What is expected:
Below is a set of records; restate each one word for word.
--- Dataset ---
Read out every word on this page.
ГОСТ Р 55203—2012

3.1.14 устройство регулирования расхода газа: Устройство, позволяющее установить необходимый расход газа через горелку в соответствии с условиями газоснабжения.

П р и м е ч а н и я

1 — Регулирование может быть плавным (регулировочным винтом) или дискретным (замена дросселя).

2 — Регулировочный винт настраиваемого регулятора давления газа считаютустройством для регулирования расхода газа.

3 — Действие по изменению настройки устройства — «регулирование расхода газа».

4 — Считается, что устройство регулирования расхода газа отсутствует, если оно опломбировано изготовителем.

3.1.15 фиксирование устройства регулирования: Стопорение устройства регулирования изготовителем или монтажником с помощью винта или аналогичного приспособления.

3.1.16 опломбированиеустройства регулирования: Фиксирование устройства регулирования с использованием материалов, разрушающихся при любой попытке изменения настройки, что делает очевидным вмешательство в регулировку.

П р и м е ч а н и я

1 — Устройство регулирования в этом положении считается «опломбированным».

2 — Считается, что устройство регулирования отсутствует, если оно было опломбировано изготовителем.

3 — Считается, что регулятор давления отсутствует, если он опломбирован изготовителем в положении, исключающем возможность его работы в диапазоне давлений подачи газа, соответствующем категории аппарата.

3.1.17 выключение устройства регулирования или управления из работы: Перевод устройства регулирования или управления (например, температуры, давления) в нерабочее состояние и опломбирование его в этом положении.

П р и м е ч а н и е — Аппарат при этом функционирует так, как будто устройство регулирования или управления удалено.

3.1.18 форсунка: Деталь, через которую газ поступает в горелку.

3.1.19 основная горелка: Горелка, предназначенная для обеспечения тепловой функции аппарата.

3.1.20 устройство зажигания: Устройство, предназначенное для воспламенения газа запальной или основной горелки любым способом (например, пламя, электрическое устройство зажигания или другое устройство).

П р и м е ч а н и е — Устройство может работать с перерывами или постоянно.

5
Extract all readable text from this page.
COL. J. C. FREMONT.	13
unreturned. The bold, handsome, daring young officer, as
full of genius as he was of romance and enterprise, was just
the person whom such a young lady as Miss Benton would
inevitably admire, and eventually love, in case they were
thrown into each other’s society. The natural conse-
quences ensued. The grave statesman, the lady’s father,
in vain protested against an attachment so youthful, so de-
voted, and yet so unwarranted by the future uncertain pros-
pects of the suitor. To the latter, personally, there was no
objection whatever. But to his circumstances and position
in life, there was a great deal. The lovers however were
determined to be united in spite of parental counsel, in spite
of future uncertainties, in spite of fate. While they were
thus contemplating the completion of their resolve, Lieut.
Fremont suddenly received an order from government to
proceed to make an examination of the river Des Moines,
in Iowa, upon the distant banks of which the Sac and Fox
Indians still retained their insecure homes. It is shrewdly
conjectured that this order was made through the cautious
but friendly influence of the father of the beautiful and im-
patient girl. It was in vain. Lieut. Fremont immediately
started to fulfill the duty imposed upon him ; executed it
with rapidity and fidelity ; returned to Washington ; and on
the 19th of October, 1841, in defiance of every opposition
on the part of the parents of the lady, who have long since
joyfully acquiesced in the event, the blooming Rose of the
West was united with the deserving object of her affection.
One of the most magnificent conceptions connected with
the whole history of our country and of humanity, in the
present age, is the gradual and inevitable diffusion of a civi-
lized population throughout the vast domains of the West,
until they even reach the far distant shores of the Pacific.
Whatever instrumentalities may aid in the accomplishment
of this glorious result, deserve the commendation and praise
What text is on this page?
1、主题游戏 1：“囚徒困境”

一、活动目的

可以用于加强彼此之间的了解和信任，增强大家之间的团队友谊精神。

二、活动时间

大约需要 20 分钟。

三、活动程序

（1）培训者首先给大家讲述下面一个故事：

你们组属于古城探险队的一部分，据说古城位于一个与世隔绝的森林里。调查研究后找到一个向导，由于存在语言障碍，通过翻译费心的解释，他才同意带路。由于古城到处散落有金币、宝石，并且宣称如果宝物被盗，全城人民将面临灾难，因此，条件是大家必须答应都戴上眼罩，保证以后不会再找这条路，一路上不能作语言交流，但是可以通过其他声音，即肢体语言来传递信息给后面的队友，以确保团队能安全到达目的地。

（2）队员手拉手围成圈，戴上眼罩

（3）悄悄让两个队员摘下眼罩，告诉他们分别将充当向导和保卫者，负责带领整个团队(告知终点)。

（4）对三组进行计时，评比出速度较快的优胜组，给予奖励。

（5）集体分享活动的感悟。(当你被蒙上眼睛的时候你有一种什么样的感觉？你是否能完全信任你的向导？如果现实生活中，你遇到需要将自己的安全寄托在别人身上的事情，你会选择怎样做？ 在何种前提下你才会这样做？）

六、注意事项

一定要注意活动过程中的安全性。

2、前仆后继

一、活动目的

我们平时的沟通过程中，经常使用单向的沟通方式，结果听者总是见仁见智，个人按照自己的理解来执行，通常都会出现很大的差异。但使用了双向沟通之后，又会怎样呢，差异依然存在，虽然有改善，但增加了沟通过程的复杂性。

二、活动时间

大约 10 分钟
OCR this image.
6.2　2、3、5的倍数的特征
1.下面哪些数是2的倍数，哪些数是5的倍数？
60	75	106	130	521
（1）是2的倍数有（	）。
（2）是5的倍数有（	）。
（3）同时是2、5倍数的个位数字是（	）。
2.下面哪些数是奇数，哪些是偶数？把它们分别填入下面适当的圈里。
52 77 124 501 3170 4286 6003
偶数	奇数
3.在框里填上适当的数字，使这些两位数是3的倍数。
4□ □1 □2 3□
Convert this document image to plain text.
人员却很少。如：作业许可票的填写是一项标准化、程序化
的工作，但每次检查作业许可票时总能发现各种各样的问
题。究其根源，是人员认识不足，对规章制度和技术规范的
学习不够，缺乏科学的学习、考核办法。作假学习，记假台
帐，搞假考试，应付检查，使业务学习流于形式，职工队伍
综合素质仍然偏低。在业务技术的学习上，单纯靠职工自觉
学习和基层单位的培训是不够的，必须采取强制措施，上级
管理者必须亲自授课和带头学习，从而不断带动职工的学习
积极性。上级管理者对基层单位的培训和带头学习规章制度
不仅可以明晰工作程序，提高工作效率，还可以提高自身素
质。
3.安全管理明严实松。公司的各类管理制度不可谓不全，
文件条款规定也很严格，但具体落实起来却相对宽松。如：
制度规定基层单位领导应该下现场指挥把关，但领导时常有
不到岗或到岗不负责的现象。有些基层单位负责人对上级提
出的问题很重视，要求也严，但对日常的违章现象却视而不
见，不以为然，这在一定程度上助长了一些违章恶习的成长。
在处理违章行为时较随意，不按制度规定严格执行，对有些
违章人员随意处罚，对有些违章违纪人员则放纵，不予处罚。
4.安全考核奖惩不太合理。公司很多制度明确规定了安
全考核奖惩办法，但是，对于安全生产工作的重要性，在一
---
In response:
Read out every word on this page.
ГОСТ Р 55203—2012

3.1.14 устройство регулирования расхода газа: Устройство, позволяющее установить необходимый расход газа через горелку в соответствии с условиями газоснабжения.

П р и м е ч а н и я

1 — Регулирование может быть плавным (регулировочным винтом) или дискретным (замена дросселя).

2 — Регулировочный винт настраиваемого регулятора давления газа считаютустройством для регулирования расхода газа.

3 — Действие по изменению настройки устройства — «регулирование расхода газа».

4 — Считается, что устройство регулирования расхода газа отсутствует, если оно опломбировано изготовителем.

3.1.15 фиксирование устройства регулирования: Стопорение устройства регулирования изготовителем или монтажником с помощью винта или аналогичного приспособления.

3.1.16 опломбированиеустройства регулирования: Фиксирование устройства регулирования с использованием материалов, разрушающихся при любой попытке изменения настройки, что делает очевидным вмешательство в регулировку.

П р и м е ч а н и я

1 — Устройство регулирования в этом положении считается «опломбированным».

2 — Считается, что устройство регулирования отсутствует, если оно было опломбировано изготовителем.

3 — Считается, что регулятор давления отсутствует, если он опломбирован изготовителем в положении, исключающем возможность его работы в диапазоне давлений подачи газа, соответствующем категории аппарата.

3.1.17 выключение устройства регулирования или управления из работы: Перевод устройства регулирования или управления (например, температуры, давления) в нерабочее состояние и опломбирование его в этом положении.

П р и м е ч а н и е — Аппарат при этом функционирует так, как будто устройство регулирования или управления удалено.

3.1.18 форсунка: Деталь, через которую газ поступает в горелку.

3.1.19 основная горелка: Горелка, предназначенная для обеспечения тепловой функции аппарата.

3.1.20 устройство зажигания: Устройство, предназначенное для воспламенения газа запальной или основной горелки любым способом (например, пламя, электрическое устройство зажигания или другое устройство).

П р и м е ч а н и е — Устройство может работать с перерывами или постоянно.

5
Extract all readable text from this page.
COL. J. C. FREMONT.	13
unreturned. The bold, handsome, daring young officer, as
full of genius as he was of romance and enterprise, was just
the person whom such a young lady as Miss Benton would
inevitably admire, and eventually love, in case they were
thrown into each other’s society. The natural conse-
quences ensued. The grave statesman, the lady’s father,
in vain protested against an attachment so youthful, so de-
voted, and yet so unwarranted by the future uncertain pros-
pects of the suitor. To the latter, personally, there was no
objection whatever. But to his circumstances and position
in life, there was a great deal. The lovers however were
determined to be united in spite of parental counsel, in spite
of future uncertainties, in spite of fate. While they were
thus contemplating the completion of their resolve, Lieut.
Fremont suddenly received an order from government to
proceed to make an examination of the river Des Moines,
in Iowa, upon the distant banks of which the Sac and Fox
Indians still retained their insecure homes. It is shrewdly
conjectured that this order was made through the cautious
but friendly influence of the father of the beautiful and im-
patient girl. It was in vain. Lieut. Fremont immediately
started to fulfill the duty imposed upon him ; executed it
with rapidity and fidelity ; returned to Washington ; and on
the 19th of October, 1841, in defiance of every opposition
on the part of the parents of the lady, who have long since
joyfully acquiesced in the event, the blooming Rose of the
West was united with the deserving object of her affection.
One of the most magnificent conceptions connected with
the whole history of our country and of humanity, in the
present age, is the gradual and inevitable diffusion of a civi-
lized population throughout the vast domains of the West,
until they even reach the far distant shores of the Pacific.
Whatever instrumentalities may aid in the accomplishment
of this glorious result, deserve the commendation and praise
What text is on this page?
1、主题游戏 1：“囚徒困境”

一、活动目的

可以用于加强彼此之间的了解和信任，增强大家之间的团队友谊精神。

二、活动时间

大约需要 20 分钟。

三、活动程序

（1）培训者首先给大家讲述下面一个故事：

你们组属于古城探险队的一部分，据说古城位于一个与世隔绝的森林里。调查研究后找到一个向导，由于存在语言障碍，通过翻译费心的解释，他才同意带路。由于古城到处散落有金币、宝石，并且宣称如果宝物被盗，全城人民将面临灾难，因此，条件是大家必须答应都戴上眼罩，保证以后不会再找这条路，一路上不能作语言交流，但是可以通过其他声音，即肢体语言来传递信息给后面的队友，以确保团队能安全到达目的地。

（2）队员手拉手围成圈，戴上眼罩

（3）悄悄让两个队员摘下眼罩，告诉他们分别将充当向导和保卫者，负责带领整个团队(告知终点)。

（4）对三组进行计时，评比出速度较快的优胜组，给予奖励。

（5）集体分享活动的感悟。(当你被蒙上眼睛的时候你有一种什么样的感觉？你是否能完全信任你的向导？如果现实生活中，你遇到需要将自己的安全寄托在别人身上的事情，你会选择怎样做？ 在何种前提下你才会这样做？）

六、注意事项

一定要注意活动过程中的安全性。

2、前仆后继

一、活动目的

我们平时的沟通过程中，经常使用单向的沟通方式，结果听者总是见仁见智，个人按照自己的理解来执行，通常都会出现很大的差异。但使用了双向沟通之后，又会怎样呢，差异依然存在，虽然有改善，但增加了沟通过程的复杂性。

二、活动时间

大约 10 分钟
OCR this image.
6.2　2、3、5的倍数的特征
1.下面哪些数是2的倍数，哪些数是5的倍数？
60	75	106	130	521
（1）是2的倍数有（	）。
（2）是5的倍数有（	）。
（3）同时是2、5倍数的个位数字是（	）。
2.下面哪些数是奇数，哪些是偶数？把它们分别填入下面适当的圈里。
52 77 124 501 3170 4286 6003
偶数	奇数
3.在框里填上适当的数字，使这些两位数是3的倍数。
4□ □1 □2 3□
Convert this document image to plain text.
人员却很少。如：作业许可票的填写是一项标准化、程序化
的工作，但每次检查作业许可票时总能发现各种各样的问
题。究其根源，是人员认识不足，对规章制度和技术规范的
学习不够，缺乏科学的学习、考核办法。作假学习，记假台
帐，搞假考试，应付检查，使业务学习流于形式，职工队伍
综合素质仍然偏低。在业务技术的学习上，单纯靠职工自觉
学习和基层单位的培训是不够的，必须采取强制措施，上级
管理者必须亲自授课和带头学习，从而不断带动职工的学习
积极性。上级管理者对基层单位的培训和带头学习规章制度
不仅可以明晰工作程序，提高工作效率，还可以提高自身素
质。
3.安全管理明严实松。公司的各类管理制度不可谓不全，
文件条款规定也很严格，但具体落实起来却相对宽松。如：
制度规定基层单位领导应该下现场指挥把关，但领导时常有
不到岗或到岗不负责的现象。有些基层单位负责人对上级提
出的问题很重视，要求也严，但对日常的违章现象却视而不
见，不以为然，这在一定程度上助长了一些违章恶习的成长。
在处理违章行为时较随意，不按制度规定严格执行，对有些
违章人员随意处罚，对有些违章违纪人员则放纵，不予处罚。
4.安全考核奖惩不太合理。公司很多制度明确规定了安
全考核奖惩办法，但是，对于安全生产工作的重要性，在一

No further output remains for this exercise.